**Task requirements:** Answer with a single number, the count of lines holding the word "vandenį".
-- Start of Extracted records --
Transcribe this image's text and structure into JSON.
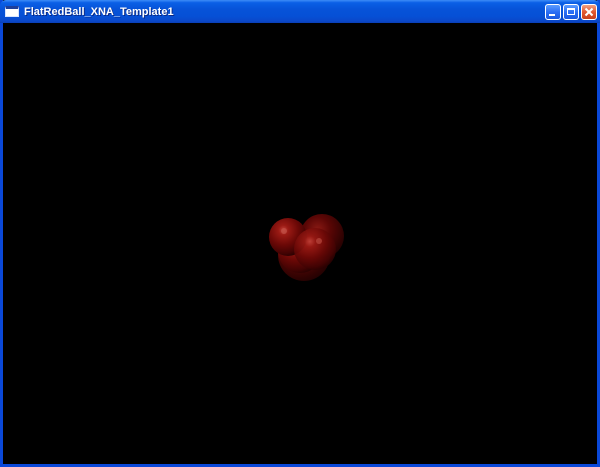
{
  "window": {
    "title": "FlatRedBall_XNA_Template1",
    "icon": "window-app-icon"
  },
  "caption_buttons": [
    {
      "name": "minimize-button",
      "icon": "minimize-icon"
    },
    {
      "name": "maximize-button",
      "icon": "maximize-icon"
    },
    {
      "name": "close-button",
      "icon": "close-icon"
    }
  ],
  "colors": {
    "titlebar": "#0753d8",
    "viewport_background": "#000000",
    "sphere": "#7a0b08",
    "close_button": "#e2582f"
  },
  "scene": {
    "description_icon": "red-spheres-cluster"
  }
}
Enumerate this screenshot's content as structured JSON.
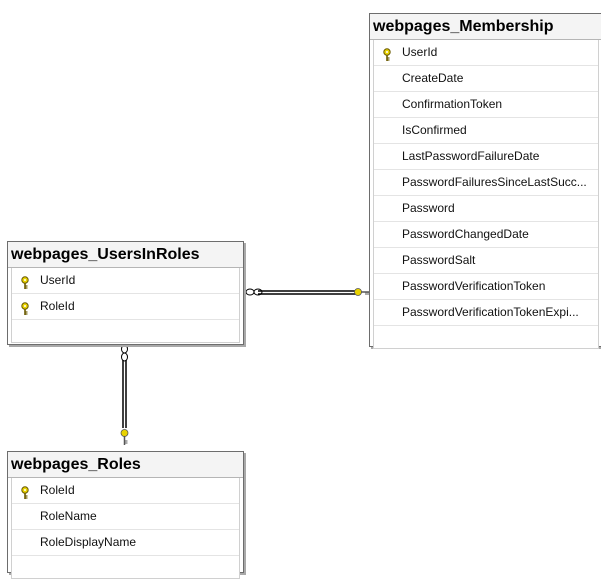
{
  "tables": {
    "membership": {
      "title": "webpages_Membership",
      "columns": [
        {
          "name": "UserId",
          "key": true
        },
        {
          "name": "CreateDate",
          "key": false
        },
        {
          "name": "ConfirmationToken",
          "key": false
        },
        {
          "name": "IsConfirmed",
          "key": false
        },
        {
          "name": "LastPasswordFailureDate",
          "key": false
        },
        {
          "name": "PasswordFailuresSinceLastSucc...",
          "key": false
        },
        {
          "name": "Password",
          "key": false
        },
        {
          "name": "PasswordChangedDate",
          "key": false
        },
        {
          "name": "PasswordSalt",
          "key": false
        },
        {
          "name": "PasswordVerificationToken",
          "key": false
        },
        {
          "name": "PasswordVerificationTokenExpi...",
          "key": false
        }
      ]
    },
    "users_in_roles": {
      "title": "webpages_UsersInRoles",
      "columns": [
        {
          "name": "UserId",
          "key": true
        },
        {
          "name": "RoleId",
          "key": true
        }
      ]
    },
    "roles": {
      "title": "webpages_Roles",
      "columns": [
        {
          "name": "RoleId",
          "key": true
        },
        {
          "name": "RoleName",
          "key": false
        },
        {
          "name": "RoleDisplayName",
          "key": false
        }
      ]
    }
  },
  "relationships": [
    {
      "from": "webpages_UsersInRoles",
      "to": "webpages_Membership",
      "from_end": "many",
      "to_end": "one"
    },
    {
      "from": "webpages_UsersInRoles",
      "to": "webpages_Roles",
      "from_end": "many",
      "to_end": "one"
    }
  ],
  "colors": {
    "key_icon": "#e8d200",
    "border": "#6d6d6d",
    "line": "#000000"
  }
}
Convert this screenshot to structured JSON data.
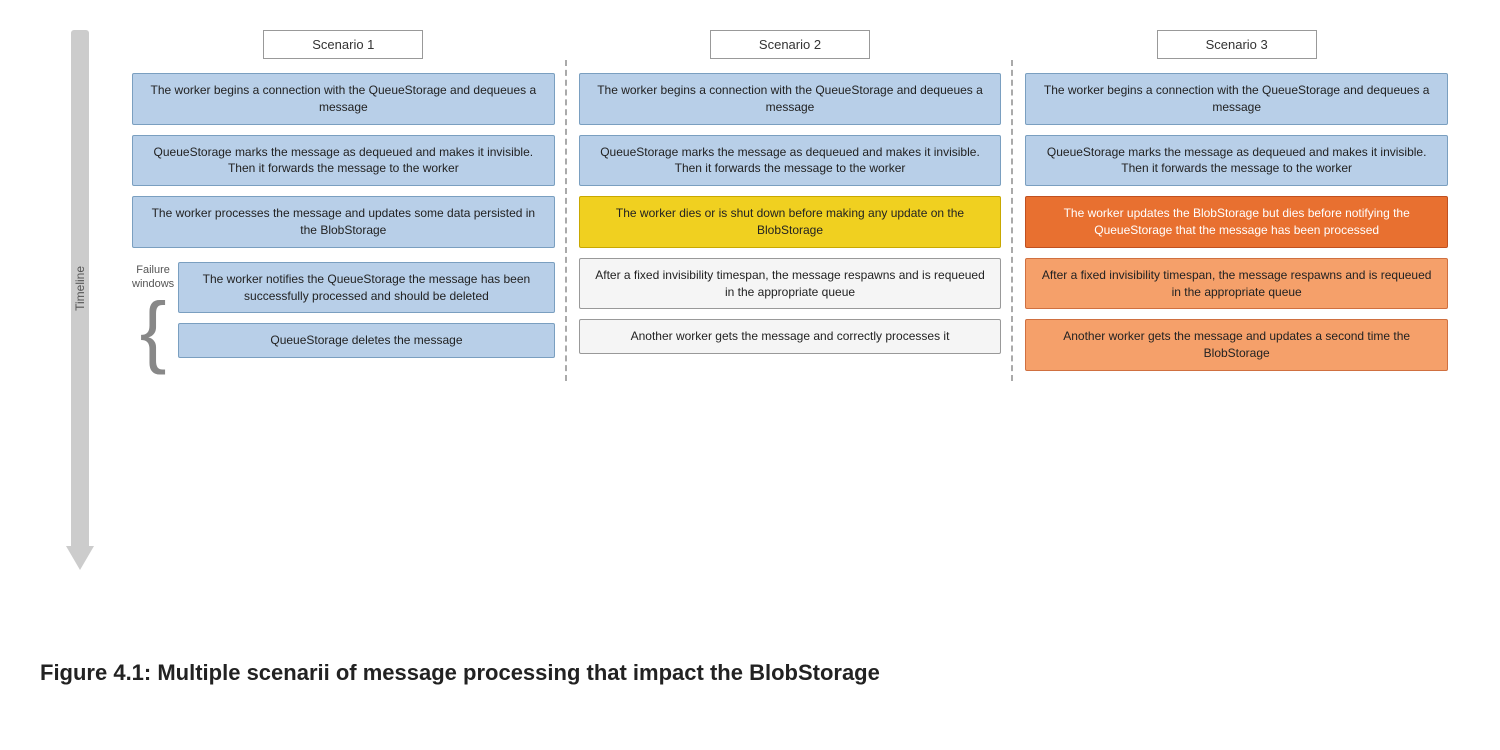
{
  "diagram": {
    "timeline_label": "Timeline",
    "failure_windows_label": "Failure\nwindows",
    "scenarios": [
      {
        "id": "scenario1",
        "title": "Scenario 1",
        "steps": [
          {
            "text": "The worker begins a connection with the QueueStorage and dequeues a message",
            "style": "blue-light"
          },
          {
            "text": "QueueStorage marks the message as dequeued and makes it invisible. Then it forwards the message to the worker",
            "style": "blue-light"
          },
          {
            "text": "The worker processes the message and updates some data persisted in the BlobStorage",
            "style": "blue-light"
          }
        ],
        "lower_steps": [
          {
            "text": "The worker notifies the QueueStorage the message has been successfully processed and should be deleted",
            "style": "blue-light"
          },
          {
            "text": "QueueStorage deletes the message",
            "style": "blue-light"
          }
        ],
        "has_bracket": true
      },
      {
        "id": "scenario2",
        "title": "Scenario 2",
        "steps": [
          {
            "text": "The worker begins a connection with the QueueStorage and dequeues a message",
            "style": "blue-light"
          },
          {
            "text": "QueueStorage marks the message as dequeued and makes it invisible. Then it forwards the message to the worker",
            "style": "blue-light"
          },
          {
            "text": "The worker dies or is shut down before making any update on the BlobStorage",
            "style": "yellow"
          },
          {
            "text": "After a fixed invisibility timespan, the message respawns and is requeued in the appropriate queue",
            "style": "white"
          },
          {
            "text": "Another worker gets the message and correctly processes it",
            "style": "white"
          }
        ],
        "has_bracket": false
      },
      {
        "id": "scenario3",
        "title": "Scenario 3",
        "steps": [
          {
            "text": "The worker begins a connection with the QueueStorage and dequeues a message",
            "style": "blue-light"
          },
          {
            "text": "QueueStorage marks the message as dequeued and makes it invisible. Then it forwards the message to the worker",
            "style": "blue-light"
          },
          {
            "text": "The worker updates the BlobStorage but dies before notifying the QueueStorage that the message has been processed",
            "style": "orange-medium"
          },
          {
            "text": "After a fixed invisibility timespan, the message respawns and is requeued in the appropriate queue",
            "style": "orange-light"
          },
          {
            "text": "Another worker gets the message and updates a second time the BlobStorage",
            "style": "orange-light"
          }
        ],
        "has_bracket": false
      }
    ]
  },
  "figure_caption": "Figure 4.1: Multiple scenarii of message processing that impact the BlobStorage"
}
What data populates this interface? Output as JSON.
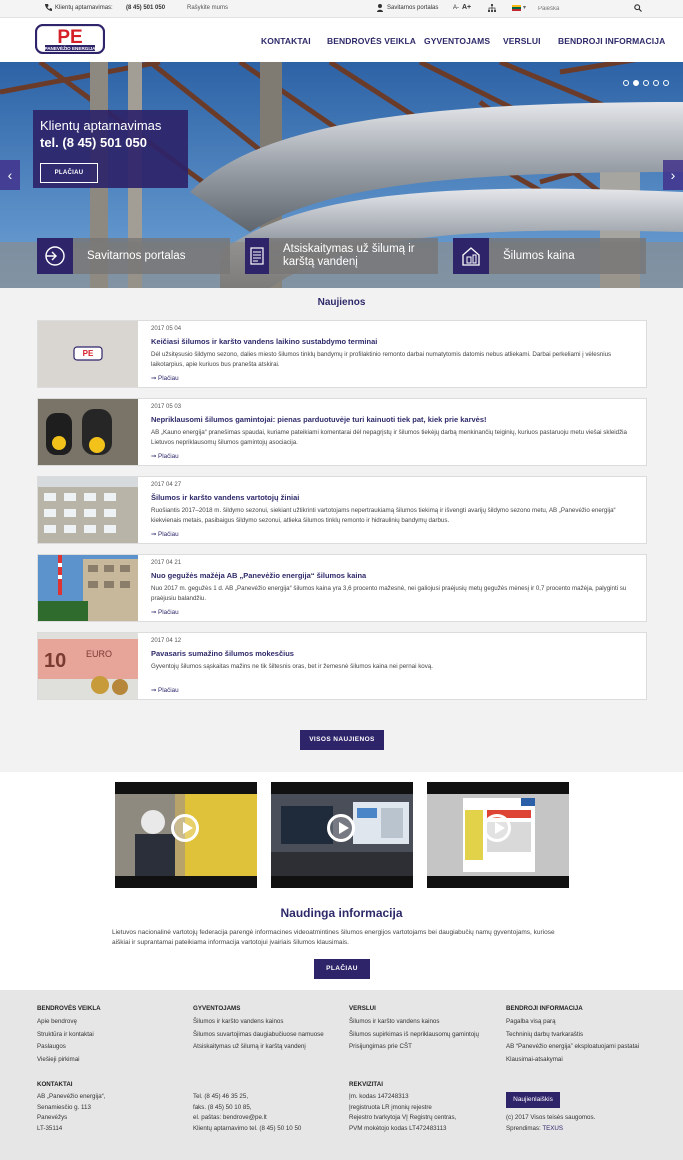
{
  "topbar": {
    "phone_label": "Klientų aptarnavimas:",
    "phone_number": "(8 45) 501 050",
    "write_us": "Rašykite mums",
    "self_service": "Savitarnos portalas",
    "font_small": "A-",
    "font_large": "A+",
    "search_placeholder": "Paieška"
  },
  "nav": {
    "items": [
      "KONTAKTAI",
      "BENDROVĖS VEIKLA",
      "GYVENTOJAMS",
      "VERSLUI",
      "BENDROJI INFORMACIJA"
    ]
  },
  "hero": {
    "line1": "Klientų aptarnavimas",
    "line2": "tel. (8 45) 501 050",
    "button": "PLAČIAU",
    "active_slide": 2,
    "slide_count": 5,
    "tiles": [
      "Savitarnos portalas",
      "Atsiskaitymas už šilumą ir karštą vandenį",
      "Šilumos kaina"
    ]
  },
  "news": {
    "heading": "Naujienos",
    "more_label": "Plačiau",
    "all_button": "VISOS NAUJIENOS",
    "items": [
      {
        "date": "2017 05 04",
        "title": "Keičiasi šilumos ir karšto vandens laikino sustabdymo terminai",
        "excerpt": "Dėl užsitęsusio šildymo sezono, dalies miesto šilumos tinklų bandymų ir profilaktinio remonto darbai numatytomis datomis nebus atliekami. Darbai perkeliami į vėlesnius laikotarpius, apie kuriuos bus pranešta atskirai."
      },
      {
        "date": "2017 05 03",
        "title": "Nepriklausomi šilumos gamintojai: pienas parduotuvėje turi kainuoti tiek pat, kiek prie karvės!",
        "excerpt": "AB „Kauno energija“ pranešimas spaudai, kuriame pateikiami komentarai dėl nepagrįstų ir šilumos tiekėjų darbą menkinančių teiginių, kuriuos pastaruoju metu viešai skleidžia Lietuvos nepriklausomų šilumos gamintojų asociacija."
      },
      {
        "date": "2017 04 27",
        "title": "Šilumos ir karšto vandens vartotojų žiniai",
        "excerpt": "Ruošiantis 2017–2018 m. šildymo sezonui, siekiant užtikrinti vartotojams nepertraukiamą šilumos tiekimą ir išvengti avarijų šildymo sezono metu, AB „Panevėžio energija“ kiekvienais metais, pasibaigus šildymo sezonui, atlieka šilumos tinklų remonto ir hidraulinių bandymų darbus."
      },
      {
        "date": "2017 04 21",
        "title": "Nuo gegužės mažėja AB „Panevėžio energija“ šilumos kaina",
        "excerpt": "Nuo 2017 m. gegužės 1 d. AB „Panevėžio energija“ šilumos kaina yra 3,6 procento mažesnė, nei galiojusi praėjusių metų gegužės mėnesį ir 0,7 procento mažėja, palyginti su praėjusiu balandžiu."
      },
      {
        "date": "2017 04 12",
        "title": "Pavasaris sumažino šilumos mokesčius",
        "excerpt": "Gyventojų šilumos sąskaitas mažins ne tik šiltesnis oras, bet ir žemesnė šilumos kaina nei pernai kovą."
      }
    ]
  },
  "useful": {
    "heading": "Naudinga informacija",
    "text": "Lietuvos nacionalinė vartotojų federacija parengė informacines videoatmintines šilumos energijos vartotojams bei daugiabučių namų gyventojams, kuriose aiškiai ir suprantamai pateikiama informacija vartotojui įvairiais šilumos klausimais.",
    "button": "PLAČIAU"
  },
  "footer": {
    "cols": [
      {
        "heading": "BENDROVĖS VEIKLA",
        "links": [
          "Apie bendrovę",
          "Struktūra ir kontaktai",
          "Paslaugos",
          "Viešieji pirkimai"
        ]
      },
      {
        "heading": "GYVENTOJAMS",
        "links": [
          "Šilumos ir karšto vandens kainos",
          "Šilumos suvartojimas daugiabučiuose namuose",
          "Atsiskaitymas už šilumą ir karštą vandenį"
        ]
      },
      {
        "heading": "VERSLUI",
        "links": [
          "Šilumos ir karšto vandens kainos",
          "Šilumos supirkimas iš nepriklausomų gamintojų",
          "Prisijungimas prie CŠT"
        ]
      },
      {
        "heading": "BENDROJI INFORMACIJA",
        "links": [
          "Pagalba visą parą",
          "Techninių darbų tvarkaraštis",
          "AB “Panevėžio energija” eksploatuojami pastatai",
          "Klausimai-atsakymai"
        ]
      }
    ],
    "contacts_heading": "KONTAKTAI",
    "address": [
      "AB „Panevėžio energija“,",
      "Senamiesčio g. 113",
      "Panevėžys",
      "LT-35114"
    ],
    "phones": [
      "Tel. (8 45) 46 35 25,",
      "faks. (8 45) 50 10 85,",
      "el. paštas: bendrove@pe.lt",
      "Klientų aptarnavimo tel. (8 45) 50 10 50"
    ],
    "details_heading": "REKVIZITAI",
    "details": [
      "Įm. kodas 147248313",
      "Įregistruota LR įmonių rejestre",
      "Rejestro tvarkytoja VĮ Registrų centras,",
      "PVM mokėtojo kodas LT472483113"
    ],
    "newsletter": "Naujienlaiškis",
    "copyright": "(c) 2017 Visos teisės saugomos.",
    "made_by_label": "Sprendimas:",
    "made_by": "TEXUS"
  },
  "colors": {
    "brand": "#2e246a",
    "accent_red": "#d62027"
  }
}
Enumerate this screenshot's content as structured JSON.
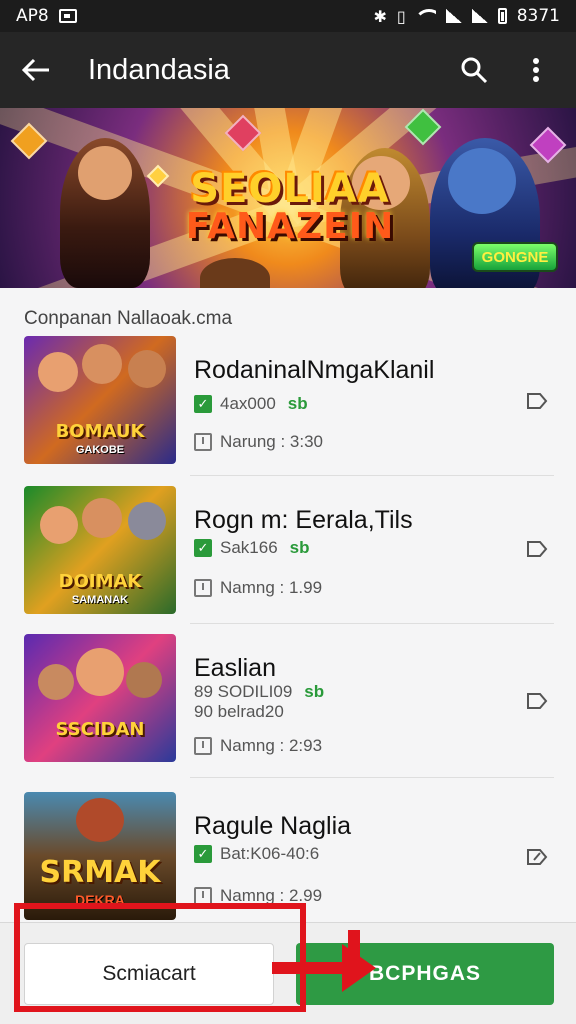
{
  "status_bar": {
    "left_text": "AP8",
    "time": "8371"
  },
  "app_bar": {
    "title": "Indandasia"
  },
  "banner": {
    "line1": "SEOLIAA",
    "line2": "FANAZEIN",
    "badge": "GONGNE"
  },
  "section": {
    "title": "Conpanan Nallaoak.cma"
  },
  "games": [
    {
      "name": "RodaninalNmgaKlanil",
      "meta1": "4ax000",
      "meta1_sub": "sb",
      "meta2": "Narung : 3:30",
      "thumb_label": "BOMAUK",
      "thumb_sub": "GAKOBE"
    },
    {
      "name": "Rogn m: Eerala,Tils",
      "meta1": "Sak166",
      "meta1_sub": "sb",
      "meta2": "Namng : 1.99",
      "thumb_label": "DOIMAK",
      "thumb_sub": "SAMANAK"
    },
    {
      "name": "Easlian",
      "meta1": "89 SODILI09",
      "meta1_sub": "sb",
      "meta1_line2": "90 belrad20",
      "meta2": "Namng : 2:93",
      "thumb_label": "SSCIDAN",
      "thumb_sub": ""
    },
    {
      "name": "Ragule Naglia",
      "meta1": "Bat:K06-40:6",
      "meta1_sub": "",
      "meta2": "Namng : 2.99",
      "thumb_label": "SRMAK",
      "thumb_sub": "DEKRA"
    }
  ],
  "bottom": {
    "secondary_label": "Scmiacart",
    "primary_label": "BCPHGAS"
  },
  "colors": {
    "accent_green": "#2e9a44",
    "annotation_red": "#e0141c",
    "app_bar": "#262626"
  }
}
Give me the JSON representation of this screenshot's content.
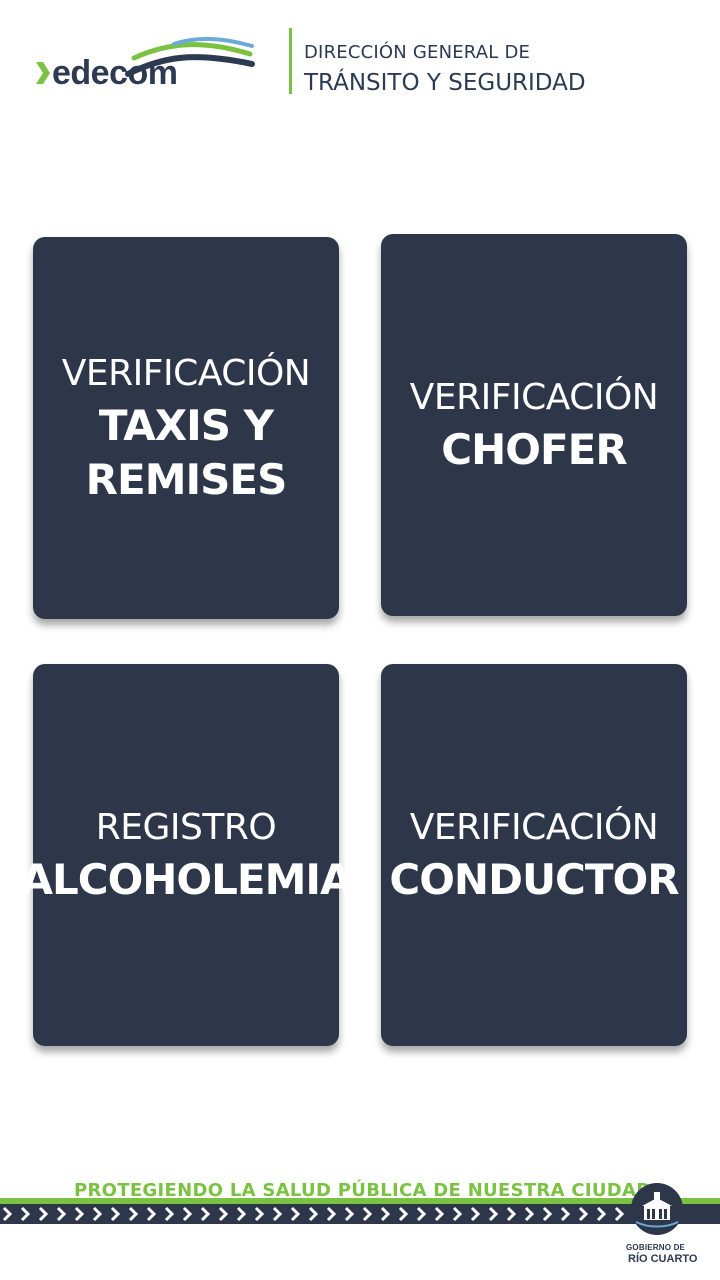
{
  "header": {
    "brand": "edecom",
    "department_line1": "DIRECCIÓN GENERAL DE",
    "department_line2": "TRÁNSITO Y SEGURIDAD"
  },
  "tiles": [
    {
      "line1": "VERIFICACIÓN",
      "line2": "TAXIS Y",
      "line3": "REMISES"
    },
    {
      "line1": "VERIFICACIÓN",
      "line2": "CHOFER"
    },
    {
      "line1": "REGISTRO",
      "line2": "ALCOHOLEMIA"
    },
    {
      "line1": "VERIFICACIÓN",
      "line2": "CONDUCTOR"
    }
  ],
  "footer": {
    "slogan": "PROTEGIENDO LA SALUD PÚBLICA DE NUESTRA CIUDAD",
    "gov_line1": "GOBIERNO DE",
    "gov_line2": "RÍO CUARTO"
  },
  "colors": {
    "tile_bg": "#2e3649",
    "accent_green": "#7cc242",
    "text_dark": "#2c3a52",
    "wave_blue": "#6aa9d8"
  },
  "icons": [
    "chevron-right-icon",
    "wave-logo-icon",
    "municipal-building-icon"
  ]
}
-- End of Extracted records --
**Exercise answer:** 2